--- EXERCISE ---
Write out exactly the lines from the one containing "Convert this screenshot" through the last line of the records below, including both.

--- EXCERPTED DATA ---
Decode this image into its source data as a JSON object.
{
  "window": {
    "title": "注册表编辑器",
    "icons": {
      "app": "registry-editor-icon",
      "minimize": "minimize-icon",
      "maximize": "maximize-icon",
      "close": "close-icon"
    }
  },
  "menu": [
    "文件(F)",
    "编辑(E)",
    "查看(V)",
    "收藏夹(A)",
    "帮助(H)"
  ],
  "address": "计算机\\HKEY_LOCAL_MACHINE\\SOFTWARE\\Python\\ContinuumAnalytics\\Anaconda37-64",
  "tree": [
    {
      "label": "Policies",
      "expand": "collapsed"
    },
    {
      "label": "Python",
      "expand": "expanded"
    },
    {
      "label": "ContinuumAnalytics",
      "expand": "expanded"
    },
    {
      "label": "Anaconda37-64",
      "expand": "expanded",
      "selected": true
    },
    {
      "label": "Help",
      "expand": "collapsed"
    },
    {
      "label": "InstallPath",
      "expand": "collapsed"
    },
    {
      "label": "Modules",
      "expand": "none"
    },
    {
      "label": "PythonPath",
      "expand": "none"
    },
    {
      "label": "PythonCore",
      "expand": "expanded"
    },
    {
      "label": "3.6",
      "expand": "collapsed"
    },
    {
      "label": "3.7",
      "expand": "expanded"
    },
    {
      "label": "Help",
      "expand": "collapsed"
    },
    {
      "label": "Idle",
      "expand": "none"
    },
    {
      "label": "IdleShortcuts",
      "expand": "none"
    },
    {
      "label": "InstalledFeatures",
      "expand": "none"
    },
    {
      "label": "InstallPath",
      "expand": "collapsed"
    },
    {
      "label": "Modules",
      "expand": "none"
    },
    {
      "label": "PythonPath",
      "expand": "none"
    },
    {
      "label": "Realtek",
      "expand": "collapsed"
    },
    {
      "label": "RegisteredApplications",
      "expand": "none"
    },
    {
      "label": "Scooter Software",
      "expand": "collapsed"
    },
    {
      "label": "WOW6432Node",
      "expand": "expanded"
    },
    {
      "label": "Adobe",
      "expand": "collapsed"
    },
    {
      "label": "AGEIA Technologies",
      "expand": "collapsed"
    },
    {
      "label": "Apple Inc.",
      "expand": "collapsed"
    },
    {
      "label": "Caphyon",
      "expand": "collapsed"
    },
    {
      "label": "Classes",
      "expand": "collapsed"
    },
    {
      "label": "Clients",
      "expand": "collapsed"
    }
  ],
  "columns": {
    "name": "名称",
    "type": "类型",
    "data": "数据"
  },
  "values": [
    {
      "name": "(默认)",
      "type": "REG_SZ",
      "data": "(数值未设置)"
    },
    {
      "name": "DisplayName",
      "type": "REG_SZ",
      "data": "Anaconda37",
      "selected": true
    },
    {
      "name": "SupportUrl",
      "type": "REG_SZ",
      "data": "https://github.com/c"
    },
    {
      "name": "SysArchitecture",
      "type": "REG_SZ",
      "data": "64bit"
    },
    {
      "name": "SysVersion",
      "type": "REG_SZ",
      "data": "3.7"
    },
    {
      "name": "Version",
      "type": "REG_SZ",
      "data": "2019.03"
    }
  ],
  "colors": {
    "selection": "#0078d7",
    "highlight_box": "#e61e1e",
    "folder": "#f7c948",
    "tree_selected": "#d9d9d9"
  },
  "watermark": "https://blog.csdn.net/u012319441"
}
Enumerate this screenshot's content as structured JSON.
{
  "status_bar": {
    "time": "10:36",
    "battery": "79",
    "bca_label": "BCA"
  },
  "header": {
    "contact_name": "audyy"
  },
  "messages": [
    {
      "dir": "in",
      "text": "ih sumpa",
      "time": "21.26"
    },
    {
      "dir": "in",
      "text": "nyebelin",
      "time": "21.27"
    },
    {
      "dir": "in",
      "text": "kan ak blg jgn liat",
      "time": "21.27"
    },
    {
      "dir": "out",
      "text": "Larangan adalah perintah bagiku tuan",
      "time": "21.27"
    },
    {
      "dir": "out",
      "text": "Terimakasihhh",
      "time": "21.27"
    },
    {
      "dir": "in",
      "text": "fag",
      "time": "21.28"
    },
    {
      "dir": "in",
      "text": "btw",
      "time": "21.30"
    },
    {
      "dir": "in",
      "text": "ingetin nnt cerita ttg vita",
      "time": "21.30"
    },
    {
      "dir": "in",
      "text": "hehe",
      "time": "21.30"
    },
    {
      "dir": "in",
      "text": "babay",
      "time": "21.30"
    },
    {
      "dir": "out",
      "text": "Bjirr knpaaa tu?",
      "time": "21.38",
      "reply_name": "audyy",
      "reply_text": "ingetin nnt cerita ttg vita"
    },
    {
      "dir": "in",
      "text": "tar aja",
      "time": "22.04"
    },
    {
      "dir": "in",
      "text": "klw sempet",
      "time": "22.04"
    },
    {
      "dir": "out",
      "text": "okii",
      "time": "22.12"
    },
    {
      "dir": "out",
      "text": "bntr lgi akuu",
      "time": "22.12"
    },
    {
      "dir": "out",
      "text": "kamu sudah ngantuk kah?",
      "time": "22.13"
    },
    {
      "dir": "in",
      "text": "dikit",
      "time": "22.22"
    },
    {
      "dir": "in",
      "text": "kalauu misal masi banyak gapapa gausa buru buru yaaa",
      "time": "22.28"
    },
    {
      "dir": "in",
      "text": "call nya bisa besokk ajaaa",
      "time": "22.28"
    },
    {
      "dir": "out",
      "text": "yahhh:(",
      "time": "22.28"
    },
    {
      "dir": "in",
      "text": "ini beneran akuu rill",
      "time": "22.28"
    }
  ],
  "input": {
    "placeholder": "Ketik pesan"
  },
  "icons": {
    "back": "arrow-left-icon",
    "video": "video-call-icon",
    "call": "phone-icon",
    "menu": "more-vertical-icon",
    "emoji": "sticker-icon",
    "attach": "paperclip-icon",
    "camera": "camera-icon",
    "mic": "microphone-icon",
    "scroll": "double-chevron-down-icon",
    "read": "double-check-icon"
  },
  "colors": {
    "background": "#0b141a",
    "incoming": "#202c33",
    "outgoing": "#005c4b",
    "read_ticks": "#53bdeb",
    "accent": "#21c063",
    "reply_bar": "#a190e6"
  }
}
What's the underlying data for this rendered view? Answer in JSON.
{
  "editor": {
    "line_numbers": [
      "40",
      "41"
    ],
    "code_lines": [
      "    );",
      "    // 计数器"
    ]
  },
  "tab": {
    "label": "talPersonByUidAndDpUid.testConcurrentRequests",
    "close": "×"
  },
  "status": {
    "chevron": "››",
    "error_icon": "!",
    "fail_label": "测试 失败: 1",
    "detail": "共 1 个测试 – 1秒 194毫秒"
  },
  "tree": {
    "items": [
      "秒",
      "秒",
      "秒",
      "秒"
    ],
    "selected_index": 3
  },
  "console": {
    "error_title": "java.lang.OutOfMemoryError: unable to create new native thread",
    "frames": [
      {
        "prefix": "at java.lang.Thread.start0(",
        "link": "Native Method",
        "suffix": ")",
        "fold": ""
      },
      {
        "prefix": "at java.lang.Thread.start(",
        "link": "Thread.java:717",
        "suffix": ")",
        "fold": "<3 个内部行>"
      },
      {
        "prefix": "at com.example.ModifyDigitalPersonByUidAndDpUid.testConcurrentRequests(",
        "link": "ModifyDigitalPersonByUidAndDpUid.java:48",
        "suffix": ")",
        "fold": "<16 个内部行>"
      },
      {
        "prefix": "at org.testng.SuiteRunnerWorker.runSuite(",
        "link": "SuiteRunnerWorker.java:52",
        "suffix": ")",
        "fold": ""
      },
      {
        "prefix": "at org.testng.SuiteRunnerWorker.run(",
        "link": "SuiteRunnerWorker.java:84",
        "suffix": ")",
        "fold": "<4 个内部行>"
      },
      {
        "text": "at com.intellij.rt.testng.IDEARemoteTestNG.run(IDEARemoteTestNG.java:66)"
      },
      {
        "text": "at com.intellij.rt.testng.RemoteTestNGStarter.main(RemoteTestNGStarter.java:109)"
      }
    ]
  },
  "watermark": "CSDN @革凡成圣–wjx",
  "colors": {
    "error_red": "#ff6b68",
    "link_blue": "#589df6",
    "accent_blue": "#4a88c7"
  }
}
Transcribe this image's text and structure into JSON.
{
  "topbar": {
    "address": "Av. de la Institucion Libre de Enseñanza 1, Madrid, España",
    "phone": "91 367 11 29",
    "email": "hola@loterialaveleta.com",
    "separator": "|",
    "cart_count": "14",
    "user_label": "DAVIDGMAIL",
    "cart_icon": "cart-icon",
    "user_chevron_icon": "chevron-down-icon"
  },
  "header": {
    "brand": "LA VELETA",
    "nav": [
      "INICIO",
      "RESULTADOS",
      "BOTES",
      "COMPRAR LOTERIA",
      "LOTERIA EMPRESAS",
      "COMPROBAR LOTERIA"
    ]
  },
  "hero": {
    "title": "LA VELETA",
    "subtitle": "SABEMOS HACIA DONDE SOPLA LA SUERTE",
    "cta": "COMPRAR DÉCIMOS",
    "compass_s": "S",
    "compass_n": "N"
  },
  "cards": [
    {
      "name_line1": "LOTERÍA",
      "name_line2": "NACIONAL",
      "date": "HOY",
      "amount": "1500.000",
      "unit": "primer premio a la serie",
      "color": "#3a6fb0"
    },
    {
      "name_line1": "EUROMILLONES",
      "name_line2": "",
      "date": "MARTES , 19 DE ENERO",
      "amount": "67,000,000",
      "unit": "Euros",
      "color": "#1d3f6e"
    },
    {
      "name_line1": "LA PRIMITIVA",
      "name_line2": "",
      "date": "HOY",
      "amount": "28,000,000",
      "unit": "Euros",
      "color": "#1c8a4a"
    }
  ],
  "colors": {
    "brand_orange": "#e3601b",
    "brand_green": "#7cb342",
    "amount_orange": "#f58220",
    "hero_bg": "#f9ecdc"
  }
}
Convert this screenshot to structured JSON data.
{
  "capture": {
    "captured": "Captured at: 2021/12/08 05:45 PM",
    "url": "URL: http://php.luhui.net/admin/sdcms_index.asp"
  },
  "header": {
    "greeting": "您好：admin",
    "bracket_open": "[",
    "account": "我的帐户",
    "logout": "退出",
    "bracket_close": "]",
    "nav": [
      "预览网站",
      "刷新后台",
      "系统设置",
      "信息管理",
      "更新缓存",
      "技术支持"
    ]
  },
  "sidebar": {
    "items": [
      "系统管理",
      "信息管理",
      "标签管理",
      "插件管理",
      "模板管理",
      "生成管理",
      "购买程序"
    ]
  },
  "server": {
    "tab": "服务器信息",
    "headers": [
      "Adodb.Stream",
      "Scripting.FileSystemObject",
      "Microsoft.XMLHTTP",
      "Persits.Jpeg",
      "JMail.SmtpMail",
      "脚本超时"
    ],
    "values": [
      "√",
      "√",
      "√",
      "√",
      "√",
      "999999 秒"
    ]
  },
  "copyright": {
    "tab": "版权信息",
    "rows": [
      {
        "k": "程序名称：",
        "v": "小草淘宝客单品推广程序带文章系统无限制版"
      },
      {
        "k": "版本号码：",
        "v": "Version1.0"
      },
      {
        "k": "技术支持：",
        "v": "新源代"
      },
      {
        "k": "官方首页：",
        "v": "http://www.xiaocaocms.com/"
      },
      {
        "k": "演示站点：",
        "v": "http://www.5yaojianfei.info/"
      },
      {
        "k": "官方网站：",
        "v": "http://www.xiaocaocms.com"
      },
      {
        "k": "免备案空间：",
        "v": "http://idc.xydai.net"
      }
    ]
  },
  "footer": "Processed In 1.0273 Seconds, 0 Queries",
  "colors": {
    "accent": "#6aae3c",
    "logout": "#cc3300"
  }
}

--- RESULT FOR THIS EXERCISE ---
Convert this screenshot to structured JSON data.
{
  "capture": {
    "captured": "Captured at: 2021/12/08 05:45 PM",
    "url": "URL: http://php.luhui.net/admin/sdcms_index.asp"
  },
  "header": {
    "greeting": "您好：admin",
    "bracket_open": "[",
    "account": "我的帐户",
    "logout": "退出",
    "bracket_close": "]",
    "nav": [
      "预览网站",
      "刷新后台",
      "系统设置",
      "信息管理",
      "更新缓存",
      "技术支持"
    ]
  },
  "sidebar": {
    "items": [
      "系统管理",
      "信息管理",
      "标签管理",
      "插件管理",
      "模板管理",
      "生成管理",
      "购买程序"
    ]
  },
  "server": {
    "tab": "服务器信息",
    "headers": [
      "Adodb.Stream",
      "Scripting.FileSystemObject",
      "Microsoft.XMLHTTP",
      "Persits.Jpeg",
      "JMail.SmtpMail",
      "脚本超时"
    ],
    "values": [
      "√",
      "√",
      "√",
      "√",
      "√",
      "999999 秒"
    ]
  },
  "copyright": {
    "tab": "版权信息",
    "rows": [
      {
        "k": "程序名称：",
        "v": "小草淘宝客单品推广程序带文章系统无限制版"
      },
      {
        "k": "版本号码：",
        "v": "Version1.0"
      },
      {
        "k": "技术支持：",
        "v": "新源代"
      },
      {
        "k": "官方首页：",
        "v": "http://www.xiaocaocms.com/"
      },
      {
        "k": "演示站点：",
        "v": "http://www.5yaojianfei.info/"
      },
      {
        "k": "官方网站：",
        "v": "http://www.xiaocaocms.com"
      },
      {
        "k": "免备案空间：",
        "v": "http://idc.xydai.net"
      }
    ]
  },
  "footer": "Processed In 1.0273 Seconds, 0 Queries",
  "colors": {
    "accent": "#6aae3c",
    "logout": "#cc3300"
  }
}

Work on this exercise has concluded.